━━ Data to process ━━
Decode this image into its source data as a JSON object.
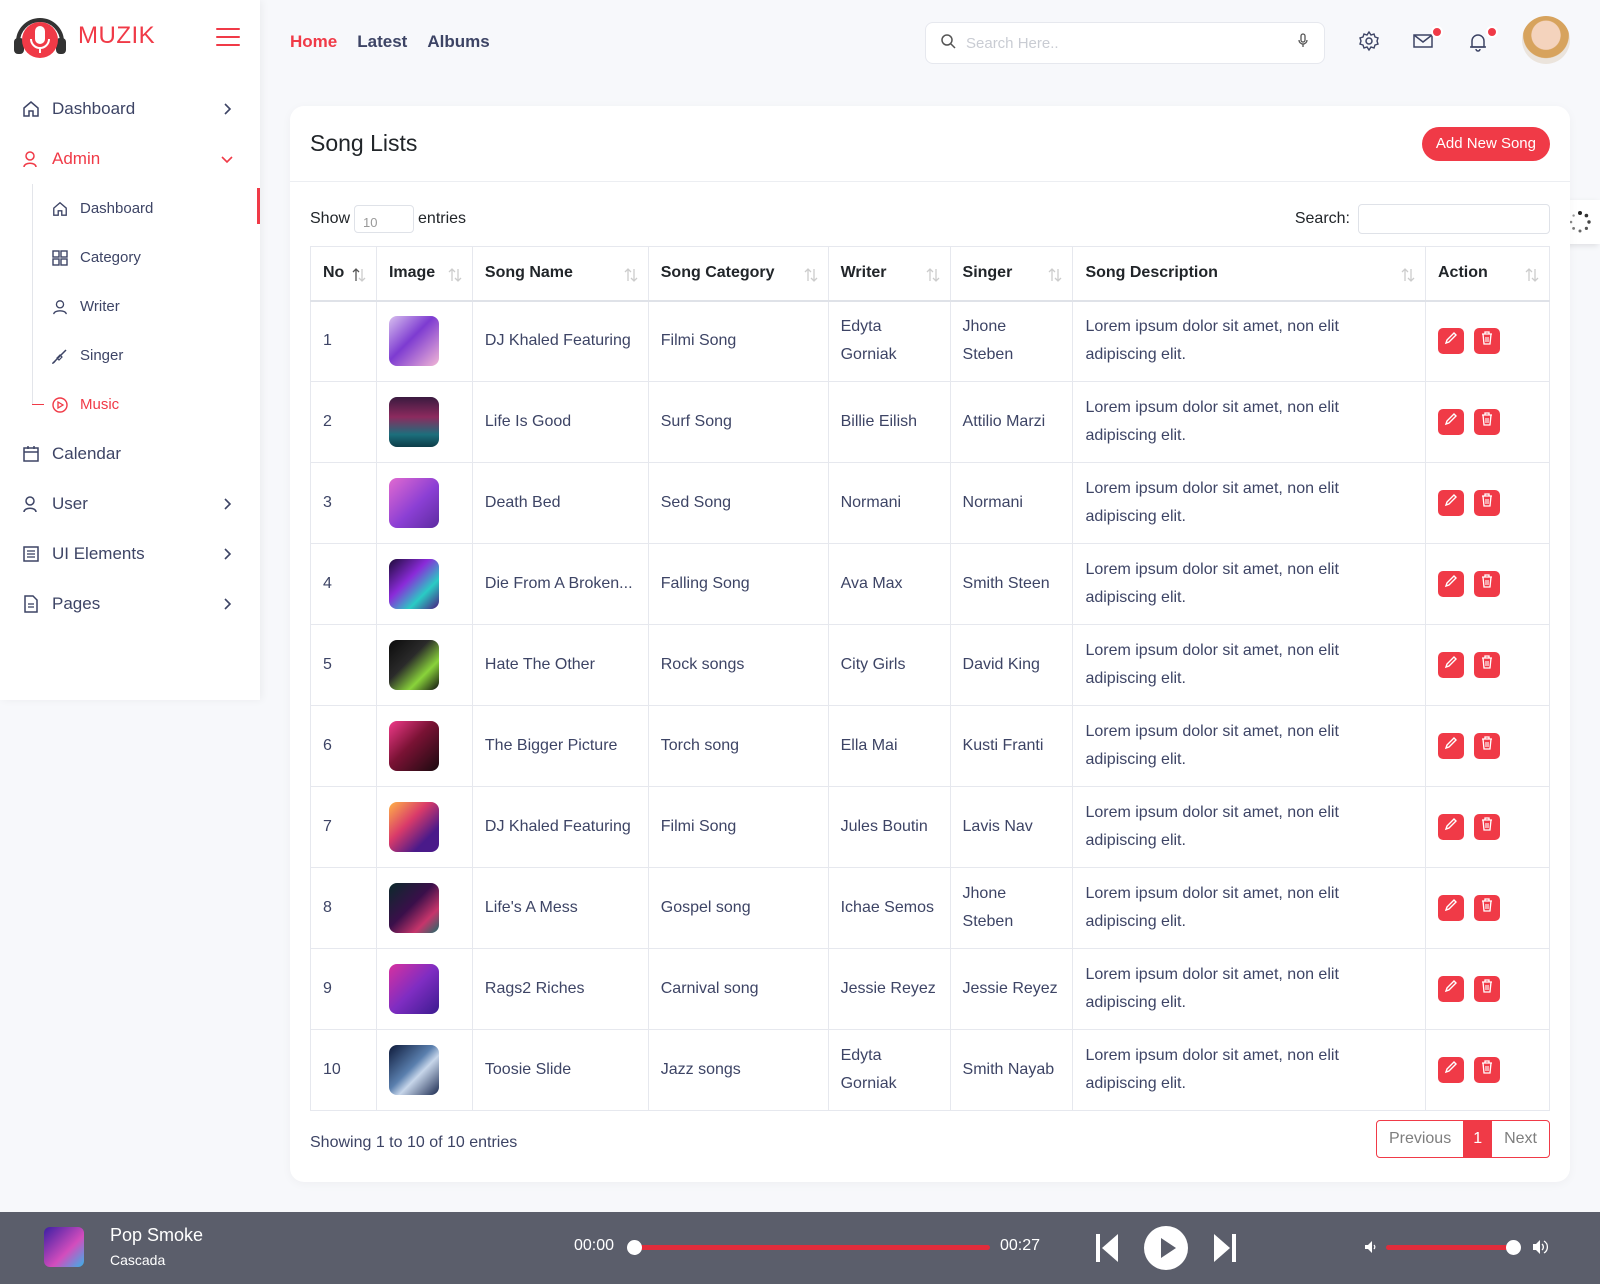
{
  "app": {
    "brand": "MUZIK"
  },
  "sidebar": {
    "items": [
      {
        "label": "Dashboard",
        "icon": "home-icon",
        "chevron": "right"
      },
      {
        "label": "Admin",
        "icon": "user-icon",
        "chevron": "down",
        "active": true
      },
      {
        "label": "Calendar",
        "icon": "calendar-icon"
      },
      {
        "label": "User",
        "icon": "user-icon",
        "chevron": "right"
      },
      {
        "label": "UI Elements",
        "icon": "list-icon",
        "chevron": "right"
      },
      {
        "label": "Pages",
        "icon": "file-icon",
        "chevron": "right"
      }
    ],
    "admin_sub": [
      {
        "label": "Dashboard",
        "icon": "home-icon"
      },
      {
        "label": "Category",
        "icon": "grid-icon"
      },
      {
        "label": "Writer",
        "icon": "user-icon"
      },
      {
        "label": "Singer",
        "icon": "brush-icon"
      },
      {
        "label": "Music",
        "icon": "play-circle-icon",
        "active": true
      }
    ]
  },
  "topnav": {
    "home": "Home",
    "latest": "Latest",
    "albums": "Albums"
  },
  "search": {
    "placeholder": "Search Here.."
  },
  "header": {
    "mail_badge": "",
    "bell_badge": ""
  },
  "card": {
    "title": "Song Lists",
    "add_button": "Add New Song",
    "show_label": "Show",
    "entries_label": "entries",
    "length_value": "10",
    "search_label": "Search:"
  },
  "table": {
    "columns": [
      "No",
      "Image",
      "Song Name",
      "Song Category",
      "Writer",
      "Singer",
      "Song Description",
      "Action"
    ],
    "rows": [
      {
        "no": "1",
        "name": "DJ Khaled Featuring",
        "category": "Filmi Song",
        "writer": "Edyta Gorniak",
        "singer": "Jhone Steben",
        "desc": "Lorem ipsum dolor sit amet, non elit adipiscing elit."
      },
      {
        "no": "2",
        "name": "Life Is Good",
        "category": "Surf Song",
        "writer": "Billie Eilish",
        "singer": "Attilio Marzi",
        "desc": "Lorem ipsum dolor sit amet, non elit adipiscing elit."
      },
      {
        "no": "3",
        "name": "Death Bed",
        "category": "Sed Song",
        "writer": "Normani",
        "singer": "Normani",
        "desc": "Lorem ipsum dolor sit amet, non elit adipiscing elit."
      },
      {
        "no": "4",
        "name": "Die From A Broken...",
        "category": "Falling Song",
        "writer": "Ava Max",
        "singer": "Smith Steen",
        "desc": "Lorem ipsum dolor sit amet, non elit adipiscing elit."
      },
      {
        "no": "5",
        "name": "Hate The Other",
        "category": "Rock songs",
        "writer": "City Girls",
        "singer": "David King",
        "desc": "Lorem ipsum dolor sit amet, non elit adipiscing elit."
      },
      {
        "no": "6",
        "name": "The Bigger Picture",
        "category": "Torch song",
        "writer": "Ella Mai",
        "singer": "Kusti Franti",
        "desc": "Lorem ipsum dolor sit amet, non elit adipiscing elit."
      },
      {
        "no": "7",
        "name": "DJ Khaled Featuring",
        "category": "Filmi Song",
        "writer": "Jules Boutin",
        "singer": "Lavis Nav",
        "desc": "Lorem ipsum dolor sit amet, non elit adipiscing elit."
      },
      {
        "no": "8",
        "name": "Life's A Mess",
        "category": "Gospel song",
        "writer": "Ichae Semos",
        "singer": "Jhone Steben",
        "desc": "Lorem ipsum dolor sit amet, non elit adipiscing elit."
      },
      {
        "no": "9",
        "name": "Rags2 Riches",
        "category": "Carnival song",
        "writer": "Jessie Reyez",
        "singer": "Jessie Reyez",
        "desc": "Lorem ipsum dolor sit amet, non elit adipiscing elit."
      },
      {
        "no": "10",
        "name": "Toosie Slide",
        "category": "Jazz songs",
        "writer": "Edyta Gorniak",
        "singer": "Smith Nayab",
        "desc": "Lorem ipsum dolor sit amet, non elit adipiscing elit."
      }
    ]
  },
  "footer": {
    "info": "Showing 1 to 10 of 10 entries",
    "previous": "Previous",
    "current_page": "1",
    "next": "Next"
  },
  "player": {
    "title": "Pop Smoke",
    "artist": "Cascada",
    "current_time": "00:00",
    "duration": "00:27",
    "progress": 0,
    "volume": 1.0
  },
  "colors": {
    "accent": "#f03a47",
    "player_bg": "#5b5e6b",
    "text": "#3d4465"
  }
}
━━━
━━ Data to process ━━
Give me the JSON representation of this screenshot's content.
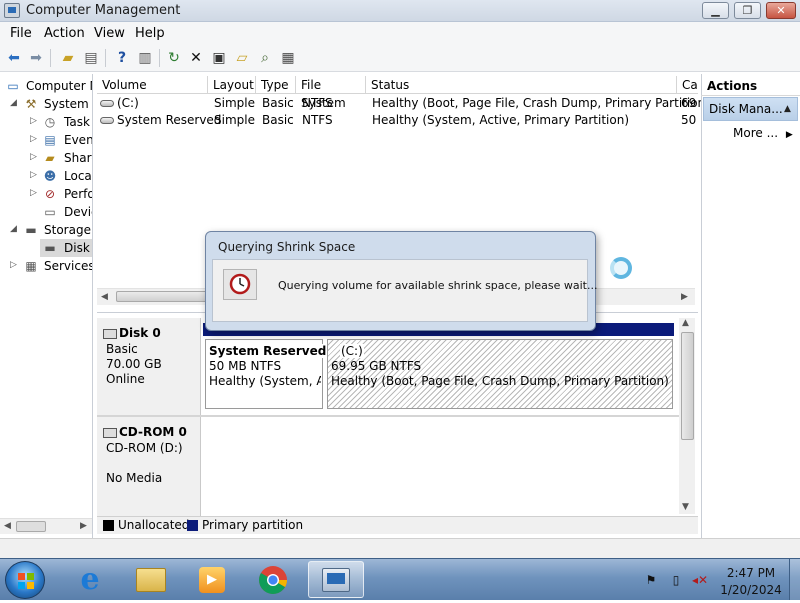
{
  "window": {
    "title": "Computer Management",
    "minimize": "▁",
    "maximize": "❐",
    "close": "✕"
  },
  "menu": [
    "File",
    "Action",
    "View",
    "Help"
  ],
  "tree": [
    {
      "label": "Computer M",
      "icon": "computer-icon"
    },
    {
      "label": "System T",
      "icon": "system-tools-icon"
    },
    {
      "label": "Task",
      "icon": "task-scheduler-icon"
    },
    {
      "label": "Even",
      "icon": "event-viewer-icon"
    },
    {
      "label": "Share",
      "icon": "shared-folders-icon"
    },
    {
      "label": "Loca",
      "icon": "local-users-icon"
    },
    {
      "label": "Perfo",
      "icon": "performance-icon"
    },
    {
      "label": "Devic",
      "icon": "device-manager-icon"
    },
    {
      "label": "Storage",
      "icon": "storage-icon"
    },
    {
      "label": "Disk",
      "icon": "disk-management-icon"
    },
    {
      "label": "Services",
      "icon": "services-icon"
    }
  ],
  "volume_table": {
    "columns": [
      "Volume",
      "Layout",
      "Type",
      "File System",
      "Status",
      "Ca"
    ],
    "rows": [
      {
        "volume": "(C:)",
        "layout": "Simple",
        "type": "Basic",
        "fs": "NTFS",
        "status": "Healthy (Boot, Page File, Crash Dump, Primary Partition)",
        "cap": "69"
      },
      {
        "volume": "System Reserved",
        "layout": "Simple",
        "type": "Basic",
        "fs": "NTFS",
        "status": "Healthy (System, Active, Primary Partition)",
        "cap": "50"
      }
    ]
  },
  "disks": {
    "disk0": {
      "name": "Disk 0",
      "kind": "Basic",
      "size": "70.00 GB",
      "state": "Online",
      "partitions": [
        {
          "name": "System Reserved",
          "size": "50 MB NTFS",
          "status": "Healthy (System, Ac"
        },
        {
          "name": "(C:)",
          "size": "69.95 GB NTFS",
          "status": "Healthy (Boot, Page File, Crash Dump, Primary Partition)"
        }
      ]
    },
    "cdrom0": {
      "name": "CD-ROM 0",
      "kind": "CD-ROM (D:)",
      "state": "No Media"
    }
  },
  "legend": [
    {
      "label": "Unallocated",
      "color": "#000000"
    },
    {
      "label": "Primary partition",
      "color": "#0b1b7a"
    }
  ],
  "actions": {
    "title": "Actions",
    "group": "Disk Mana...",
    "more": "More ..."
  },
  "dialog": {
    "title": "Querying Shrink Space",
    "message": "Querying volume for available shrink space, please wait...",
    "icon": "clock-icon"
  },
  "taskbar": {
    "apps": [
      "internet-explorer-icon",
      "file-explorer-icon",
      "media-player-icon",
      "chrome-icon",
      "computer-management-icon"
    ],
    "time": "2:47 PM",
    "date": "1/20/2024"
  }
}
━━━
:: Task to carry out ::
Check every line in the material above for the string "Reyez", then give only the number of lines that have it.

:: Full output ::
2